## [GIVEN EXERCISE]
Each line that holds the word "structured" counts once; give the total number of such lines and nothing else.

-- Begin AVAILABLE RECORDS --

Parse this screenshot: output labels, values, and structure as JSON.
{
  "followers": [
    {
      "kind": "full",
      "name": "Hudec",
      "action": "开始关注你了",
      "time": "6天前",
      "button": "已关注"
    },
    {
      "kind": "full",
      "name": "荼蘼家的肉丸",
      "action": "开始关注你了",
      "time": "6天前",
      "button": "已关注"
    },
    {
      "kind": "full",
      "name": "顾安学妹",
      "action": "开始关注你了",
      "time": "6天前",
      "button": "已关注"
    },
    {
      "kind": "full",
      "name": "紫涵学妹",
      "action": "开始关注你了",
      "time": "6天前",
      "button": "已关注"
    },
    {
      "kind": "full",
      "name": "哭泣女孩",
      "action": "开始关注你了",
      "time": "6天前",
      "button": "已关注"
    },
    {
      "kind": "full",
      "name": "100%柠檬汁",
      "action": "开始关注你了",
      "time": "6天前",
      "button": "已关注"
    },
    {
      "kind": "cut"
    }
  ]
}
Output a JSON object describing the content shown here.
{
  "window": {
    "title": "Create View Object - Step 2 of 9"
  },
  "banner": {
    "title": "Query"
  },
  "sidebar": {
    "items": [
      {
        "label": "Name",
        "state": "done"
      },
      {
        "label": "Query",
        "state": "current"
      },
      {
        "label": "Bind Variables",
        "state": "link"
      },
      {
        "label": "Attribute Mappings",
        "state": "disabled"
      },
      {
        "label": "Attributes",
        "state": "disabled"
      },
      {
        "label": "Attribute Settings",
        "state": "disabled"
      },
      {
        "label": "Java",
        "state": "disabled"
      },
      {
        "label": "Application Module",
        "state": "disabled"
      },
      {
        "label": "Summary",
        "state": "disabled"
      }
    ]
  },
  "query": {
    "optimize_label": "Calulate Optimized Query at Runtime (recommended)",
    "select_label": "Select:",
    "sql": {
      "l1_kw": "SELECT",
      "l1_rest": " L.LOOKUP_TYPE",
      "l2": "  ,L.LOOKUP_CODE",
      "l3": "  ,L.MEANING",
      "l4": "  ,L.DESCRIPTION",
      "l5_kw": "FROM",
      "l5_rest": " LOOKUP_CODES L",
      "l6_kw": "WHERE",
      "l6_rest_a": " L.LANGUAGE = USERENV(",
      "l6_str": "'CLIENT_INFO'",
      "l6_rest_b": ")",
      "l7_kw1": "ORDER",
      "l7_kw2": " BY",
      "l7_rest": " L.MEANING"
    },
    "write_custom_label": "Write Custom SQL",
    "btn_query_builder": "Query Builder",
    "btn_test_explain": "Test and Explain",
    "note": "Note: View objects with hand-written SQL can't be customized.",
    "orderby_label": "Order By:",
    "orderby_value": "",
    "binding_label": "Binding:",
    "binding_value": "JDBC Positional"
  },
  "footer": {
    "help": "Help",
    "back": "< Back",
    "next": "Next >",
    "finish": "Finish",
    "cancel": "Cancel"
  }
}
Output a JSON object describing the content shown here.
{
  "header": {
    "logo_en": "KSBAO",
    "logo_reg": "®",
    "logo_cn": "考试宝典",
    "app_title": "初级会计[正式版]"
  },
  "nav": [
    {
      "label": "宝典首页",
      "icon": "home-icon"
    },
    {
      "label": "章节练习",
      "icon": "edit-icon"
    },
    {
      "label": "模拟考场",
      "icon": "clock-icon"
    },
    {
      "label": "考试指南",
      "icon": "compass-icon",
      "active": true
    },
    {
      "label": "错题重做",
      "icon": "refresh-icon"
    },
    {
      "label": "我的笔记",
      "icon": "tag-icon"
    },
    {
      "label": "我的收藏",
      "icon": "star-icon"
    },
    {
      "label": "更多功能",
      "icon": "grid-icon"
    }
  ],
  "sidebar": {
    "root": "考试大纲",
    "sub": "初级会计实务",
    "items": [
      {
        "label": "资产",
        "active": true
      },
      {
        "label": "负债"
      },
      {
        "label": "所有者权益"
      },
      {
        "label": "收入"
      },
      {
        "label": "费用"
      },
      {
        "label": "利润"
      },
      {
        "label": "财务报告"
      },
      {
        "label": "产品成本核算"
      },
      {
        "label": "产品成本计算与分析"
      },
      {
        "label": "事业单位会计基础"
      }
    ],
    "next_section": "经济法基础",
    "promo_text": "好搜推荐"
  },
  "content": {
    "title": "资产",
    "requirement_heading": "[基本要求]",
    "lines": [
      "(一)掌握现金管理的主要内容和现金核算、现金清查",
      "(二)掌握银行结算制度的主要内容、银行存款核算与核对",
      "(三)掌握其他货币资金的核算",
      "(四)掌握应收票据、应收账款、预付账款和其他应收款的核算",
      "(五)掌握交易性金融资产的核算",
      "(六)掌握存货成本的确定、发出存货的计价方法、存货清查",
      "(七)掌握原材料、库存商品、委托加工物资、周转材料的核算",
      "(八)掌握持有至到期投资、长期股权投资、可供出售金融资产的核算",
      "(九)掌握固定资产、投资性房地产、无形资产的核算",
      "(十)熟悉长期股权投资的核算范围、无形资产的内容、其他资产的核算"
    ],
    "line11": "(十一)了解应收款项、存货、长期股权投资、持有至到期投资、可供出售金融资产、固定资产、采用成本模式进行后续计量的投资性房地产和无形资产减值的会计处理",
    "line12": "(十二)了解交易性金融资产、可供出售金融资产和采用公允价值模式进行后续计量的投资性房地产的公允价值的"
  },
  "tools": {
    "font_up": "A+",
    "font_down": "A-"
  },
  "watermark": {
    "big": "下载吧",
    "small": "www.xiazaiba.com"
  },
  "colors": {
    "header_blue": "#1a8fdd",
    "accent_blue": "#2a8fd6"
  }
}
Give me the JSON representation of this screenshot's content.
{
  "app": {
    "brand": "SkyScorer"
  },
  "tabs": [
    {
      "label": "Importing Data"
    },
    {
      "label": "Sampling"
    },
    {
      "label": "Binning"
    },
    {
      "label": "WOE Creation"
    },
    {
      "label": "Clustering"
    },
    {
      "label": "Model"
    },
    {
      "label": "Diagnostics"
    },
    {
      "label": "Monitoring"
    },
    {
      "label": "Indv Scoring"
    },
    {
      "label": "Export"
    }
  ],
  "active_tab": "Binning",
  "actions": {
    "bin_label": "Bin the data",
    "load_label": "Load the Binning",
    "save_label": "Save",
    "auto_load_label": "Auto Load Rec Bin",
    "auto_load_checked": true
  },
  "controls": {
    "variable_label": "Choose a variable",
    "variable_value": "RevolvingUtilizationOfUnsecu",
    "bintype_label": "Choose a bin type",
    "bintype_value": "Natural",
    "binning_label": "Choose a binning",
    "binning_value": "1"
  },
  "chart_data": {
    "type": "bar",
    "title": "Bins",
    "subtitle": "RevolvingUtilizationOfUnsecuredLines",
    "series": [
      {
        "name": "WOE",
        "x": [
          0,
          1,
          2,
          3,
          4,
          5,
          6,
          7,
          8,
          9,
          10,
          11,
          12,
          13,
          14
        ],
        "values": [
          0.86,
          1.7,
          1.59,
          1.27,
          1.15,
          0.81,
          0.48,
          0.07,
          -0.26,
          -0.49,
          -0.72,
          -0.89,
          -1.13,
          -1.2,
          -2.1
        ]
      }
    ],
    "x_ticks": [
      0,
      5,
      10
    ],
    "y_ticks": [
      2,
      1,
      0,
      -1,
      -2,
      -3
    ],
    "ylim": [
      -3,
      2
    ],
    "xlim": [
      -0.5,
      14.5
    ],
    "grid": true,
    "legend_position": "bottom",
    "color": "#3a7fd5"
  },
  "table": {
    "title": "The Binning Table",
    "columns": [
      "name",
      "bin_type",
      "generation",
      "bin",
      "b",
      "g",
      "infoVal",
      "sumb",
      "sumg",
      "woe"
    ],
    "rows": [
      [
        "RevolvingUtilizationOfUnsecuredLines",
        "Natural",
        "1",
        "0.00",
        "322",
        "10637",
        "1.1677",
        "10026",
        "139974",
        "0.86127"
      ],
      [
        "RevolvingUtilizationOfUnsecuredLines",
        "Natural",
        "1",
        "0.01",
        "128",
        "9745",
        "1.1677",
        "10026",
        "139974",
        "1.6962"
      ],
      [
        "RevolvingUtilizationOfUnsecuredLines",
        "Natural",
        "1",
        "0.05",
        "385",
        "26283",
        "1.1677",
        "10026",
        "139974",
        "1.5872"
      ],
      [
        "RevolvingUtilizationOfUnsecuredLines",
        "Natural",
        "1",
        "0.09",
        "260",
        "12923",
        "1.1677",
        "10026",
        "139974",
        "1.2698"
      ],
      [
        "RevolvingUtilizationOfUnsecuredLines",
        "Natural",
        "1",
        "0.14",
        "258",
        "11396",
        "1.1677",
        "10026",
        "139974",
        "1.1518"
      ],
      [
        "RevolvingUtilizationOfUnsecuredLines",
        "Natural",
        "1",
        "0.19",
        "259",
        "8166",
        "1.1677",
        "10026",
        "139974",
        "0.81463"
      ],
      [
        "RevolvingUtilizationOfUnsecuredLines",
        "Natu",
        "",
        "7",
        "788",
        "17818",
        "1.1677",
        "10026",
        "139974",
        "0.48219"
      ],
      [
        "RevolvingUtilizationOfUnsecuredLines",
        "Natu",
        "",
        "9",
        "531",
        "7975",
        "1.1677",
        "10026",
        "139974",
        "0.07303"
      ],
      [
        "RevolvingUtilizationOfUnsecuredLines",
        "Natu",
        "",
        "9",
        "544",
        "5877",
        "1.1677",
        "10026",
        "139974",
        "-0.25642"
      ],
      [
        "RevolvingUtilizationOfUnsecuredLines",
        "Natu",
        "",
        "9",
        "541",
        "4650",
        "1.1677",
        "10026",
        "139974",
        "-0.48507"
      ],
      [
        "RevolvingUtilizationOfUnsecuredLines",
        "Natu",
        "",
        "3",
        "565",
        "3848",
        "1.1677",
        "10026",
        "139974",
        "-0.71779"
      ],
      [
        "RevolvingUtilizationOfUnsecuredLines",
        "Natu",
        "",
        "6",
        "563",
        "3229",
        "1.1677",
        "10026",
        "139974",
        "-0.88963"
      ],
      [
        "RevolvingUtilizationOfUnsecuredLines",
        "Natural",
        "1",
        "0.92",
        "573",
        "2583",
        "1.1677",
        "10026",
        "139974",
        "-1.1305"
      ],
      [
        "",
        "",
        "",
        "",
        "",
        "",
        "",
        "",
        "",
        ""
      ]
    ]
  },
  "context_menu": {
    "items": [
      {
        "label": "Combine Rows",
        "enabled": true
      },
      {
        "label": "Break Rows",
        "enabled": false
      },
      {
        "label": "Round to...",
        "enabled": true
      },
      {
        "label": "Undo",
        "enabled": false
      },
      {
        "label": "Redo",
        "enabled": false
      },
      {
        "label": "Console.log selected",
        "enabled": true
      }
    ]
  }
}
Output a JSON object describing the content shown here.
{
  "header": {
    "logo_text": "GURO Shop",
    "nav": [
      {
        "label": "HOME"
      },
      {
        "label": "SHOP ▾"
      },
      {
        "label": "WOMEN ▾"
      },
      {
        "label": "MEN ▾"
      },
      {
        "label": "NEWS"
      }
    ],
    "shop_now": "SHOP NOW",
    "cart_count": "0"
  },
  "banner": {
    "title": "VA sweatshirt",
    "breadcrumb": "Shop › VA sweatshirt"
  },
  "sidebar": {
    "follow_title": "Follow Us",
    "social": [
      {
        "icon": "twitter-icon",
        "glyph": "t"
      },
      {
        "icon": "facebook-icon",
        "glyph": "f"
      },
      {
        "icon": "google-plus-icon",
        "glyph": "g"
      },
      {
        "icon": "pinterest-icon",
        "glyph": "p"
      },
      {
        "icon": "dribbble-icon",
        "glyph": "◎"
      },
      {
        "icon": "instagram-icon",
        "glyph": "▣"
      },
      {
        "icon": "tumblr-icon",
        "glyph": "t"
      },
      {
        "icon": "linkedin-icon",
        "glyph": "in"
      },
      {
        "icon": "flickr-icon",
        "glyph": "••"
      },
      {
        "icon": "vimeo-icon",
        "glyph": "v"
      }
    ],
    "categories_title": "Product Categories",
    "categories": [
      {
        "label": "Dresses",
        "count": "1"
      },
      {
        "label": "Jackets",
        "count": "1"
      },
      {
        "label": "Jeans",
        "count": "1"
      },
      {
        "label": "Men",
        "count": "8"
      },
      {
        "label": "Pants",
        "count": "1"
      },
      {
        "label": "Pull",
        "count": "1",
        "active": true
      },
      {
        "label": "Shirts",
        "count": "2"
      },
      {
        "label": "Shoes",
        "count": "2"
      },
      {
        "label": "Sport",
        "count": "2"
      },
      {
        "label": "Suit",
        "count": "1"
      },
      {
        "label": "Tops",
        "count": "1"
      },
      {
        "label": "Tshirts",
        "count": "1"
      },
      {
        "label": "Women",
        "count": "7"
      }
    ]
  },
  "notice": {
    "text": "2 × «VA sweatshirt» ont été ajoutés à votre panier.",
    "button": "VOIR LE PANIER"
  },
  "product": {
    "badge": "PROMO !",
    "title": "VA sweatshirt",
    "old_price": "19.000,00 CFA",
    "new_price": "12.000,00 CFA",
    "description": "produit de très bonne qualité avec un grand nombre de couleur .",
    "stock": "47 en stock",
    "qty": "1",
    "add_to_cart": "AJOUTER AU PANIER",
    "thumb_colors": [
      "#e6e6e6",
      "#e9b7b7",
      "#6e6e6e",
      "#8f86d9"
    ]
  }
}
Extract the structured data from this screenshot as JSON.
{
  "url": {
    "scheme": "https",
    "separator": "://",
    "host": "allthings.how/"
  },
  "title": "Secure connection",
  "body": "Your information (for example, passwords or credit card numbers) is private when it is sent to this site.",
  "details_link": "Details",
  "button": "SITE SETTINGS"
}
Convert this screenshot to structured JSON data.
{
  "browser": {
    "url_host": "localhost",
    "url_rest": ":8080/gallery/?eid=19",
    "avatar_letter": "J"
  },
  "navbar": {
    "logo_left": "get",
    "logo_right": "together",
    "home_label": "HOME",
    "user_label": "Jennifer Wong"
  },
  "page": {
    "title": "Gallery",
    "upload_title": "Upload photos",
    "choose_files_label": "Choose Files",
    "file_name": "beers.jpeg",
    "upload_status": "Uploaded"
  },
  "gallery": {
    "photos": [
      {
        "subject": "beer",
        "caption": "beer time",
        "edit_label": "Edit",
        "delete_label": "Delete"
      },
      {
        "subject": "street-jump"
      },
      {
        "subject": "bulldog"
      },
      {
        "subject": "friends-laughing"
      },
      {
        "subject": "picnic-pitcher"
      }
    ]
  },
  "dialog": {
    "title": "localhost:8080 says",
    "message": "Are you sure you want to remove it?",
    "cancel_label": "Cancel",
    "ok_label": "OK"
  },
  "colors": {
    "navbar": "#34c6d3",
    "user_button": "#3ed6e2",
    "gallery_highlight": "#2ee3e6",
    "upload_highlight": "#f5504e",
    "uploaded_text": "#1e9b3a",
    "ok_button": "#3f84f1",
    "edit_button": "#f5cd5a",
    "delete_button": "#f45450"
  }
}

-- End AVAILABLE RECORDS --

## [RESULT FOR THIS EXERCISE]
2